THE REQUEST ▸
Write out the listing below exactly, and omit any images you find in it.

* begin *

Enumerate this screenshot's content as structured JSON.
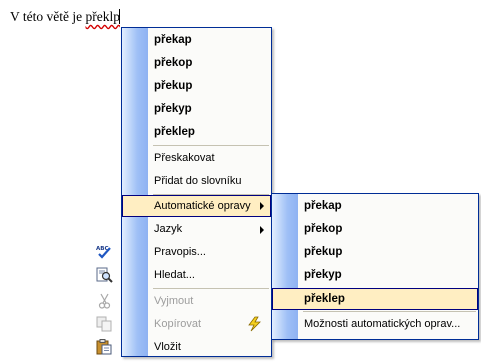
{
  "document": {
    "text_before": "V této větě je ",
    "misspelled_word": "překlp"
  },
  "context_menu": {
    "suggestions": [
      "překap",
      "překop",
      "překup",
      "překyp",
      "překlep"
    ],
    "ignore_all": "Přeskakovat",
    "add_to_dictionary": "Přidat do slovníku",
    "autocorrect": "Automatické opravy",
    "language": "Jazyk",
    "spelling": "Pravopis...",
    "find": "Hledat...",
    "cut": "Vyjmout",
    "copy": "Kopírovat",
    "paste": "Vložit",
    "icons": {
      "spelling": "spell-check-icon",
      "find": "research-icon",
      "cut": "scissors-icon",
      "copy": "copy-icon",
      "paste": "clipboard-icon"
    }
  },
  "autocorrect_submenu": {
    "suggestions": [
      "překap",
      "překop",
      "překup",
      "překyp",
      "překlep"
    ],
    "options": "Možnosti automatických oprav...",
    "options_icon": "lightning-icon",
    "highlighted": "překlep"
  },
  "colors": {
    "menu_border": "#002d96",
    "highlight_fill": "#ffeec2",
    "highlight_border": "#000080",
    "gutter": "#9ebff6",
    "spell_error_underline": "#d40000"
  }
}
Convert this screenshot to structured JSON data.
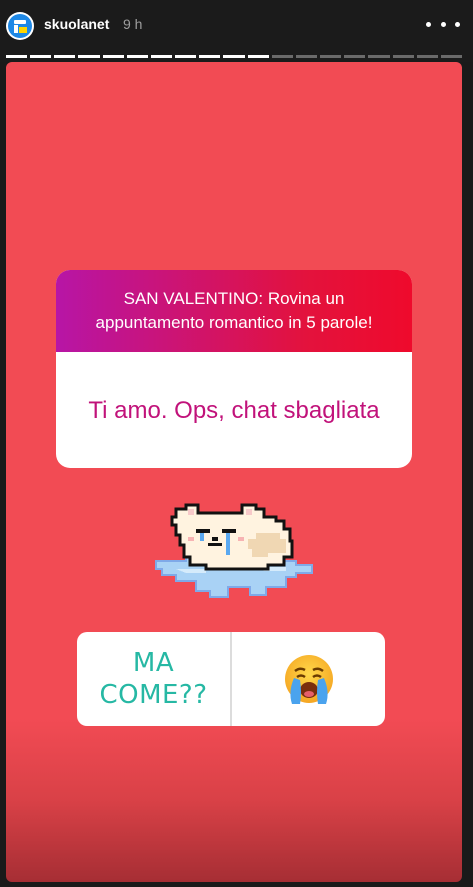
{
  "header": {
    "username": "skuolanet",
    "time": "9 h",
    "progress": {
      "segments_total": 19,
      "segments_seen": 11
    }
  },
  "question_sticker": {
    "question": "SAN VALENTINO: Rovina un appuntamento romantico in 5 parole!",
    "answer": "Ti amo. Ops, chat sbagliata"
  },
  "poll": {
    "option1": "MA COME??",
    "option2_icon": "crying-face-emoji"
  },
  "colors": {
    "background": "#f24b54",
    "question_gradient_start": "#b715a6",
    "question_gradient_end": "#ef0a2c",
    "answer_text": "#c1127a",
    "poll_text": "#26b8a4"
  }
}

* end *

COMPLETE RESPONSE ▸
Enumerate this screenshot's content as structured JSON.
{
  "document": {
    "text_before": "V této větě je ",
    "misspelled_word": "překlp"
  },
  "context_menu": {
    "suggestions": [
      "překap",
      "překop",
      "překup",
      "překyp",
      "překlep"
    ],
    "ignore_all": "Přeskakovat",
    "add_to_dictionary": "Přidat do slovníku",
    "autocorrect": "Automatické opravy",
    "language": "Jazyk",
    "spelling": "Pravopis...",
    "find": "Hledat...",
    "cut": "Vyjmout",
    "copy": "Kopírovat",
    "paste": "Vložit",
    "icons": {
      "spelling": "spell-check-icon",
      "find": "research-icon",
      "cut": "scissors-icon",
      "copy": "copy-icon",
      "paste": "clipboard-icon"
    }
  },
  "autocorrect_submenu": {
    "suggestions": [
      "překap",
      "překop",
      "překup",
      "překyp",
      "překlep"
    ],
    "options": "Možnosti automatických oprav...",
    "options_icon": "lightning-icon",
    "highlighted": "překlep"
  },
  "colors": {
    "menu_border": "#002d96",
    "highlight_fill": "#ffeec2",
    "highlight_border": "#000080",
    "gutter": "#9ebff6",
    "spell_error_underline": "#d40000"
  }
}
Convert this screenshot to structured JSON data.
{
  "header": {
    "username": "skuolanet",
    "time": "9 h",
    "progress": {
      "segments_total": 19,
      "segments_seen": 11
    }
  },
  "question_sticker": {
    "question": "SAN VALENTINO: Rovina un appuntamento romantico in 5 parole!",
    "answer": "Ti amo. Ops, chat sbagliata"
  },
  "poll": {
    "option1": "MA COME??",
    "option2_icon": "crying-face-emoji"
  },
  "colors": {
    "background": "#f24b54",
    "question_gradient_start": "#b715a6",
    "question_gradient_end": "#ef0a2c",
    "answer_text": "#c1127a",
    "poll_text": "#26b8a4"
  }
}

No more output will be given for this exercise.